**Directions:** Rewrite the data from the start through the line that contains "x-tick-label: 0: [1228, 1274, 1247, 1313]", substituting "surface-chart" for "surface-plot" and changing nothing else.

**Supplied information:**

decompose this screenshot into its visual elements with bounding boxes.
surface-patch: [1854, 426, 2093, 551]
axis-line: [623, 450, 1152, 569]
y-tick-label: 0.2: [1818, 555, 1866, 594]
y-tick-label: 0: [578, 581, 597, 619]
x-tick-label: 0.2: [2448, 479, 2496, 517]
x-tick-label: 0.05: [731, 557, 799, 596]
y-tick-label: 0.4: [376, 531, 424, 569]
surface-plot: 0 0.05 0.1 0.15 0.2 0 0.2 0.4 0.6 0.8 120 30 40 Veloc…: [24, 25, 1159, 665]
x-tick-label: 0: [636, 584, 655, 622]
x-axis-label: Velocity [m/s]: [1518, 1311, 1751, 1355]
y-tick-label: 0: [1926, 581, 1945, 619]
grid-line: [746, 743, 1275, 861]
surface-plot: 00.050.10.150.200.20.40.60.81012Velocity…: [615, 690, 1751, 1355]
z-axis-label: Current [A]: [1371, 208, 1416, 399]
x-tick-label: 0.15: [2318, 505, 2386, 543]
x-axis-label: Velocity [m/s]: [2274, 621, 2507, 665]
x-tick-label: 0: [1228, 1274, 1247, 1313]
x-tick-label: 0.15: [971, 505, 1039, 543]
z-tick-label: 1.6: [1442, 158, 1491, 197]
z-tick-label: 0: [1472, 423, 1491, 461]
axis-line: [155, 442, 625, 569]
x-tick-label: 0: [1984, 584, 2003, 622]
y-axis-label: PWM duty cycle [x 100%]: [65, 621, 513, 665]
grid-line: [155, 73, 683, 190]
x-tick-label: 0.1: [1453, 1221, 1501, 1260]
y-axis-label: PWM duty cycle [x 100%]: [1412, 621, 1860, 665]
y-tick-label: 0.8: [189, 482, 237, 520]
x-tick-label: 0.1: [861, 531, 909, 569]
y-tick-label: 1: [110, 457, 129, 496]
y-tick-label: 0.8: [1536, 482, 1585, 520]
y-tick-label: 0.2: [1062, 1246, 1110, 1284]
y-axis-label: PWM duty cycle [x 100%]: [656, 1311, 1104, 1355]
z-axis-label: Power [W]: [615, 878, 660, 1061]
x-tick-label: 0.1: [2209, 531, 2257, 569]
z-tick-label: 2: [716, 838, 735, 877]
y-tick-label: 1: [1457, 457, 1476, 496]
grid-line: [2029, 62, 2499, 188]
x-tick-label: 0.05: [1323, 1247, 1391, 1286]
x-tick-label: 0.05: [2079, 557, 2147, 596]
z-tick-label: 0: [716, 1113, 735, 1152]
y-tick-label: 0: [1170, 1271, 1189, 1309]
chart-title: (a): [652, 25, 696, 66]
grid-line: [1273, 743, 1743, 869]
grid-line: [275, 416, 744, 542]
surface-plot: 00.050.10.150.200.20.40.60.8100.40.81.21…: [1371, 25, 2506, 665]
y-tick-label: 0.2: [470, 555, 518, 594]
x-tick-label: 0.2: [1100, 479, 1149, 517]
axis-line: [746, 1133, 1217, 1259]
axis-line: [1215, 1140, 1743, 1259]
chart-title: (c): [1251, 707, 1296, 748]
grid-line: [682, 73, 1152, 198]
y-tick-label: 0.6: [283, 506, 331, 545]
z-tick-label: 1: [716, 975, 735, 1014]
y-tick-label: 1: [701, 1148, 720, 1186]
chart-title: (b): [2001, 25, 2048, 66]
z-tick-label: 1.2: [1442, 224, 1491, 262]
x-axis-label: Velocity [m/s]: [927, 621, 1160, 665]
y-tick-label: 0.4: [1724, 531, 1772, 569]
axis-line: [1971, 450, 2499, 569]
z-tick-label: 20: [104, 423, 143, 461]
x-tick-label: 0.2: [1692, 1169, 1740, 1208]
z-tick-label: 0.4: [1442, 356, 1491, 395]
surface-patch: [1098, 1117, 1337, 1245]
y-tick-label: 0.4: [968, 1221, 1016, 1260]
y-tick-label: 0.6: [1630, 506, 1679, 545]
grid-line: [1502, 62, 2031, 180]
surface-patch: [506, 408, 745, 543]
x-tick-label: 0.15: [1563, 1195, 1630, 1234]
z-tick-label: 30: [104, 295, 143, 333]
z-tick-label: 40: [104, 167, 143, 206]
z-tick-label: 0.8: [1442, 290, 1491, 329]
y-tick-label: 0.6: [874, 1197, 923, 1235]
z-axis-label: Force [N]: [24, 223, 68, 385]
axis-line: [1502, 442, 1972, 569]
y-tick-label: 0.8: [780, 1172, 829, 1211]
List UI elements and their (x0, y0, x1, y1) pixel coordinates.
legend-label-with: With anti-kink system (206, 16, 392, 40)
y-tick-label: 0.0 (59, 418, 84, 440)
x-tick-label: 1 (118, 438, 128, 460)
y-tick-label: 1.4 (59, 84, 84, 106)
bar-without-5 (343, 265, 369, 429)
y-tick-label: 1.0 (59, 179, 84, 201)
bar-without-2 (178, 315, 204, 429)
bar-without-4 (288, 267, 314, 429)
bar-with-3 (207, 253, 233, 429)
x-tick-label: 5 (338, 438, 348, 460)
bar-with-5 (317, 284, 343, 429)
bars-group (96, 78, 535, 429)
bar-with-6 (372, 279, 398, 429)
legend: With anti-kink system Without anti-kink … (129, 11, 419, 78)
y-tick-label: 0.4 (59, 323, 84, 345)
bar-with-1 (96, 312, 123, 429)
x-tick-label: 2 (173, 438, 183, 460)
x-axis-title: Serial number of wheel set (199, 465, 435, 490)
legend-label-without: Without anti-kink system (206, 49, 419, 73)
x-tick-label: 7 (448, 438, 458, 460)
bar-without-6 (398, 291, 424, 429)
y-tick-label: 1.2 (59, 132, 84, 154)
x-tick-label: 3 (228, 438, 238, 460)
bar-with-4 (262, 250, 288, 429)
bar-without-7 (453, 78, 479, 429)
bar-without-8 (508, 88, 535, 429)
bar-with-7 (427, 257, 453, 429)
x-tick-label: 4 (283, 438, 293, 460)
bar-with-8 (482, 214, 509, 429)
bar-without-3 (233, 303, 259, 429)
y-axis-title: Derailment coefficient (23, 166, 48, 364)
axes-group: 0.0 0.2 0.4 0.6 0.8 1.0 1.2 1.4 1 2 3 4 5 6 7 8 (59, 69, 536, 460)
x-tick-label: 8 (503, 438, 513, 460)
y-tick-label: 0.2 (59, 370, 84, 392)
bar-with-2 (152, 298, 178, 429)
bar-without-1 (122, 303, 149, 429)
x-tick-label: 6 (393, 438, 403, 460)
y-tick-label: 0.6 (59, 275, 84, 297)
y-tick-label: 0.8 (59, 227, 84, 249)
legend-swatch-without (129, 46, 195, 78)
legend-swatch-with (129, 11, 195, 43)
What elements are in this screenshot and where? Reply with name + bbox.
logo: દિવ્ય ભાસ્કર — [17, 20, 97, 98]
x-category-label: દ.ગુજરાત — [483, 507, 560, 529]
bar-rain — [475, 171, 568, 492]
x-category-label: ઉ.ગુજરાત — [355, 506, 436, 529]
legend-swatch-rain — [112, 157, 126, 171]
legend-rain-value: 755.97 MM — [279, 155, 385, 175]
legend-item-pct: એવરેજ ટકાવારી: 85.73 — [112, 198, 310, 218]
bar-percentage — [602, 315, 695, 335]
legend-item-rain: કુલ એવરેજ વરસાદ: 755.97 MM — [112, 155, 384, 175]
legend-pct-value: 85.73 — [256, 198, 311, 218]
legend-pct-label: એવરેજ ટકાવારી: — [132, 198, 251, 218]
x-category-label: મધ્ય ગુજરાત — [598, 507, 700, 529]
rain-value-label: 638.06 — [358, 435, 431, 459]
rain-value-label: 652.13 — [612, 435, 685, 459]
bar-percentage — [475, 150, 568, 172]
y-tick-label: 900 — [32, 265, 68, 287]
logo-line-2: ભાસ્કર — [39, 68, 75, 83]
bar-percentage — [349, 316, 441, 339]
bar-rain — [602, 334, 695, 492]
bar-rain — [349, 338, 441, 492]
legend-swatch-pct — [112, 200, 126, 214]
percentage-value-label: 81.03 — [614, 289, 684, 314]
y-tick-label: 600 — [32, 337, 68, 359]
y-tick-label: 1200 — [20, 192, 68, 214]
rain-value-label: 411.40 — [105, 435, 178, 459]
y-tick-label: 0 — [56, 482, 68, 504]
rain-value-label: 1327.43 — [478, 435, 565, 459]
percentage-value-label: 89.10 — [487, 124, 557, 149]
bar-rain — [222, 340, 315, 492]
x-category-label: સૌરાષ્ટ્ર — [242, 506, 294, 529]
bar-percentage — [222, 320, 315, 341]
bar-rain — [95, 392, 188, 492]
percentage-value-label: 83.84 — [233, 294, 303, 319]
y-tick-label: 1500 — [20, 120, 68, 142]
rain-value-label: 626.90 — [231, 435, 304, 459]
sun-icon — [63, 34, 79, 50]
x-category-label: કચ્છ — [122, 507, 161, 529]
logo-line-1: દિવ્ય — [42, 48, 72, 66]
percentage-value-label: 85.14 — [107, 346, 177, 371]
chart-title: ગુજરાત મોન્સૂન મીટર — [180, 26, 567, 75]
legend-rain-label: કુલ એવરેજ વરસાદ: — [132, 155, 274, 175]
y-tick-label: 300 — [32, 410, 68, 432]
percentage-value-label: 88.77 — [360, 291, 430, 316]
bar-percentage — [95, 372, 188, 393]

**Output:**
decompose this screenshot into its visual elements with bounding boxes.
surface-patch: [1854, 426, 2093, 551]
axis-line: [623, 450, 1152, 569]
y-tick-label: 0.2: [1818, 555, 1866, 594]
y-tick-label: 0: [578, 581, 597, 619]
x-tick-label: 0.2: [2448, 479, 2496, 517]
x-tick-label: 0.05: [731, 557, 799, 596]
y-tick-label: 0.4: [376, 531, 424, 569]
surface-chart: 0 0.05 0.1 0.15 0.2 0 0.2 0.4 0.6 0.8 120 30 40 Veloc…: [24, 25, 1159, 665]
x-tick-label: 0: [636, 584, 655, 622]
x-axis-label: Velocity [m/s]: [1518, 1311, 1751, 1355]
y-tick-label: 0: [1926, 581, 1945, 619]
grid-line: [746, 743, 1275, 861]
surface-chart: 00.050.10.150.200.20.40.60.81012Velocity…: [615, 690, 1751, 1355]
z-axis-label: Current [A]: [1371, 208, 1416, 399]
x-tick-label: 0.15: [2318, 505, 2386, 543]
x-axis-label: Velocity [m/s]: [2274, 621, 2507, 665]
x-tick-label: 0: [1228, 1274, 1247, 1313]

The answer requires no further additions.